WHAT IS REQUIRED:
Repeat the entire listing exactly.

++++++

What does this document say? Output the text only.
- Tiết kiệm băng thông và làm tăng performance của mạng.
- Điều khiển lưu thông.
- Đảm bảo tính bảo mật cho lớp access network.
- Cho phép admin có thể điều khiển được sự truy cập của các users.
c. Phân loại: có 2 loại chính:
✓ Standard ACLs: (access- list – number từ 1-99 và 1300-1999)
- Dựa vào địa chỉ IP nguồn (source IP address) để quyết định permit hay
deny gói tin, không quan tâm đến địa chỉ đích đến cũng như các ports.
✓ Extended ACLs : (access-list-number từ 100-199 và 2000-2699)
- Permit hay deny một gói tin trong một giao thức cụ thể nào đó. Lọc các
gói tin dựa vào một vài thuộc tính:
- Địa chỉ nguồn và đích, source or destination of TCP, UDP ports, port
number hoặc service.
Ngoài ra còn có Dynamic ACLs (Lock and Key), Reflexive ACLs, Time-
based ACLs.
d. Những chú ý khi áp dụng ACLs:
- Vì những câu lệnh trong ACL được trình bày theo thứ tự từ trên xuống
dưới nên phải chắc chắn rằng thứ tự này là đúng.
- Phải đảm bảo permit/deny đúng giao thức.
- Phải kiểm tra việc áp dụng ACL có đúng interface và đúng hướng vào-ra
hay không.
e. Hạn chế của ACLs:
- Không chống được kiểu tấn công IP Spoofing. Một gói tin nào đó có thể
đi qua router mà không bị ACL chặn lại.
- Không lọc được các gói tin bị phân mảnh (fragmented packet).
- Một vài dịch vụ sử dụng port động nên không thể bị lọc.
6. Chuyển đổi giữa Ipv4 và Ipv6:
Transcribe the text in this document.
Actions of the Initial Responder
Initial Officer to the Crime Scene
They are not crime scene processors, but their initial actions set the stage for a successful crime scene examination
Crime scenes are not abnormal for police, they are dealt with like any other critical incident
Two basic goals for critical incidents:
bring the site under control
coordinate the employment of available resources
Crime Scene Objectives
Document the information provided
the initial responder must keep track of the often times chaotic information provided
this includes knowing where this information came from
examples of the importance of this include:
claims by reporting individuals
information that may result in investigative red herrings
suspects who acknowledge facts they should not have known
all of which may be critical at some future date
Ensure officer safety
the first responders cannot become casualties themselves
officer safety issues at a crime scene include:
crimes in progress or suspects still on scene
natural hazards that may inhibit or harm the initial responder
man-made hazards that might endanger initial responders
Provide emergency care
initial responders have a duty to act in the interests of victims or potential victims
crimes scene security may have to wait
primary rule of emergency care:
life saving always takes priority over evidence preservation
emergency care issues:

++++++

COMPLETED EXERCISE:
What does this document say? Output the text only.
- Tiết kiệm băng thông và làm tăng performance của mạng.
- Điều khiển lưu thông.
- Đảm bảo tính bảo mật cho lớp access network.
- Cho phép admin có thể điều khiển được sự truy cập của các users.
c. Phân loại: có 2 loại chính:
✓ Standard ACLs: (access- list – number từ 1-99 và 1300-1999)
- Dựa vào địa chỉ IP nguồn (source IP address) để quyết định permit hay
deny gói tin, không quan tâm đến địa chỉ đích đến cũng như các ports.
✓ Extended ACLs : (access-list-number từ 100-199 và 2000-2699)
- Permit hay deny một gói tin trong một giao thức cụ thể nào đó. Lọc các
gói tin dựa vào một vài thuộc tính:
- Địa chỉ nguồn và đích, source or destination of TCP, UDP ports, port
number hoặc service.
Ngoài ra còn có Dynamic ACLs (Lock and Key), Reflexive ACLs, Time-
based ACLs.
d. Những chú ý khi áp dụng ACLs:
- Vì những câu lệnh trong ACL được trình bày theo thứ tự từ trên xuống
dưới nên phải chắc chắn rằng thứ tự này là đúng.
- Phải đảm bảo permit/deny đúng giao thức.
- Phải kiểm tra việc áp dụng ACL có đúng interface và đúng hướng vào-ra
hay không.
e. Hạn chế của ACLs:
- Không chống được kiểu tấn công IP Spoofing. Một gói tin nào đó có thể
đi qua router mà không bị ACL chặn lại.
- Không lọc được các gói tin bị phân mảnh (fragmented packet).
- Một vài dịch vụ sử dụng port động nên không thể bị lọc.
6. Chuyển đổi giữa Ipv4 và Ipv6:
Transcribe the text in this document.
Actions of the Initial Responder
Initial Officer to the Crime Scene
They are not crime scene processors, but their initial actions set the stage for a successful crime scene examination
Crime scenes are not abnormal for police, they are dealt with like any other critical incident
Two basic goals for critical incidents:
bring the site under control
coordinate the employment of available resources
Crime Scene Objectives
Document the information provided
the initial responder must keep track of the often times chaotic information provided
this includes knowing where this information came from
examples of the importance of this include:
claims by reporting individuals
information that may result in investigative red herrings
suspects who acknowledge facts they should not have known
all of which may be critical at some future date
Ensure officer safety
the first responders cannot become casualties themselves
officer safety issues at a crime scene include:
crimes in progress or suspects still on scene
natural hazards that may inhibit or harm the initial responder
man-made hazards that might endanger initial responders
Provide emergency care
initial responders have a duty to act in the interests of victims or potential victims
crimes scene security may have to wait
primary rule of emergency care:
life saving always takes priority over evidence preservation
emergency care issues:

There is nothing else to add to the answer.